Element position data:
----------

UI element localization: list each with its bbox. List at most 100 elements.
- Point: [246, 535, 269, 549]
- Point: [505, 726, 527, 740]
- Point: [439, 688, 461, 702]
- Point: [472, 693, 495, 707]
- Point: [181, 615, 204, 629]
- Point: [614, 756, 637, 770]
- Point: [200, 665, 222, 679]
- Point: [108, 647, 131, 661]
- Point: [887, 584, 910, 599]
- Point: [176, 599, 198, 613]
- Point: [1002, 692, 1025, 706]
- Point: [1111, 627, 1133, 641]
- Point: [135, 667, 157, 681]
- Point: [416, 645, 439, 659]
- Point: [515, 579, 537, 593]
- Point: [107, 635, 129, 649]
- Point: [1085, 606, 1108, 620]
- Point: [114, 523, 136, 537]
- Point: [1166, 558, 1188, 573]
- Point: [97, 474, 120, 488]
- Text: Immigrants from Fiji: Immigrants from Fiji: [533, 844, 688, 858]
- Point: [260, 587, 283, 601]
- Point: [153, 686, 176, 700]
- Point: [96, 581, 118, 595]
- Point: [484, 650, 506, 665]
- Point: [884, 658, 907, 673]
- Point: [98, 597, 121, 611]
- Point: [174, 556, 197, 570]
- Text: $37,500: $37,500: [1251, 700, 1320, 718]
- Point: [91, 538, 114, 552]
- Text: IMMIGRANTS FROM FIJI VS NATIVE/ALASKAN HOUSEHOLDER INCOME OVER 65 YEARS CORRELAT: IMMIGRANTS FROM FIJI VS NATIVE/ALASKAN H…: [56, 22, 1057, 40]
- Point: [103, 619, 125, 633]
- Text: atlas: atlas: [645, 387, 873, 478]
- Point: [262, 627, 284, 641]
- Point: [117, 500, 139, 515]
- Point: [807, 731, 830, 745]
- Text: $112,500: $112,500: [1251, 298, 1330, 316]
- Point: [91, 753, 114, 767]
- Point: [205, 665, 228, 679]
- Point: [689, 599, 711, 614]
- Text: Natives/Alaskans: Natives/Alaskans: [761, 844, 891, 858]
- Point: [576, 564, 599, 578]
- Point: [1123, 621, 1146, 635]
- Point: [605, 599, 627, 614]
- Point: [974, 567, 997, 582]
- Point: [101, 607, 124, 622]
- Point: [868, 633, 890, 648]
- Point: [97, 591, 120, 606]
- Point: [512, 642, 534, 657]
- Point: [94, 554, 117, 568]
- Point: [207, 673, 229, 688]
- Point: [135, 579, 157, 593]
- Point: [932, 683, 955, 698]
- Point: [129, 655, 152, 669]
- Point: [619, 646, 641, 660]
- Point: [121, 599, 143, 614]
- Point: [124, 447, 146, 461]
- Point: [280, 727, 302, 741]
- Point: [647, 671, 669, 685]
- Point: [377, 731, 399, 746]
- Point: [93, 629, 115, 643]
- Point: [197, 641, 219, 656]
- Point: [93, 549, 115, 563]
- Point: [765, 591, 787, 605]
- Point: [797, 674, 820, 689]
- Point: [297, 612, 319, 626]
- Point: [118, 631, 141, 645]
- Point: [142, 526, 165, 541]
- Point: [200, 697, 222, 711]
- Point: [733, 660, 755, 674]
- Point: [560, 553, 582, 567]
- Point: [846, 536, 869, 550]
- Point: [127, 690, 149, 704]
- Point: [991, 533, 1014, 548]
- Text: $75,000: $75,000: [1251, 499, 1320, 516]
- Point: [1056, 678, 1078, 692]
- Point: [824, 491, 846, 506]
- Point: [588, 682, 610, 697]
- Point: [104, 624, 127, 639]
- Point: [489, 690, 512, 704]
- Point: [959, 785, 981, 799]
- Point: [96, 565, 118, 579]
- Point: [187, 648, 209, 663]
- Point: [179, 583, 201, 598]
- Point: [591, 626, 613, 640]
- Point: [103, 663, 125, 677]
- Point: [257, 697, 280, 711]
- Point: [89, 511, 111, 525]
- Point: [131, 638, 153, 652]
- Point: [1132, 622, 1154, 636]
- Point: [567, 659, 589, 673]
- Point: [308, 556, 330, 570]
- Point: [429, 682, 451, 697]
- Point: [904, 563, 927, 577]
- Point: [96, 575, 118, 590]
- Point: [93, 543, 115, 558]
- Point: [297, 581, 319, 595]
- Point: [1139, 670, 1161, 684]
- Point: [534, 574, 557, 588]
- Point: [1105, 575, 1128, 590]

----------

• **Instructions for the task**:
Reproduce the material verbatim, beginning with its first line and continuing through the line that contains "- Point: [614, 756, 637, 770]".

• **Finished task**:
UI element localization: list each with its bbox. List at most 100 elements.
- Point: [246, 535, 269, 549]
- Point: [505, 726, 527, 740]
- Point: [439, 688, 461, 702]
- Point: [472, 693, 495, 707]
- Point: [181, 615, 204, 629]
- Point: [614, 756, 637, 770]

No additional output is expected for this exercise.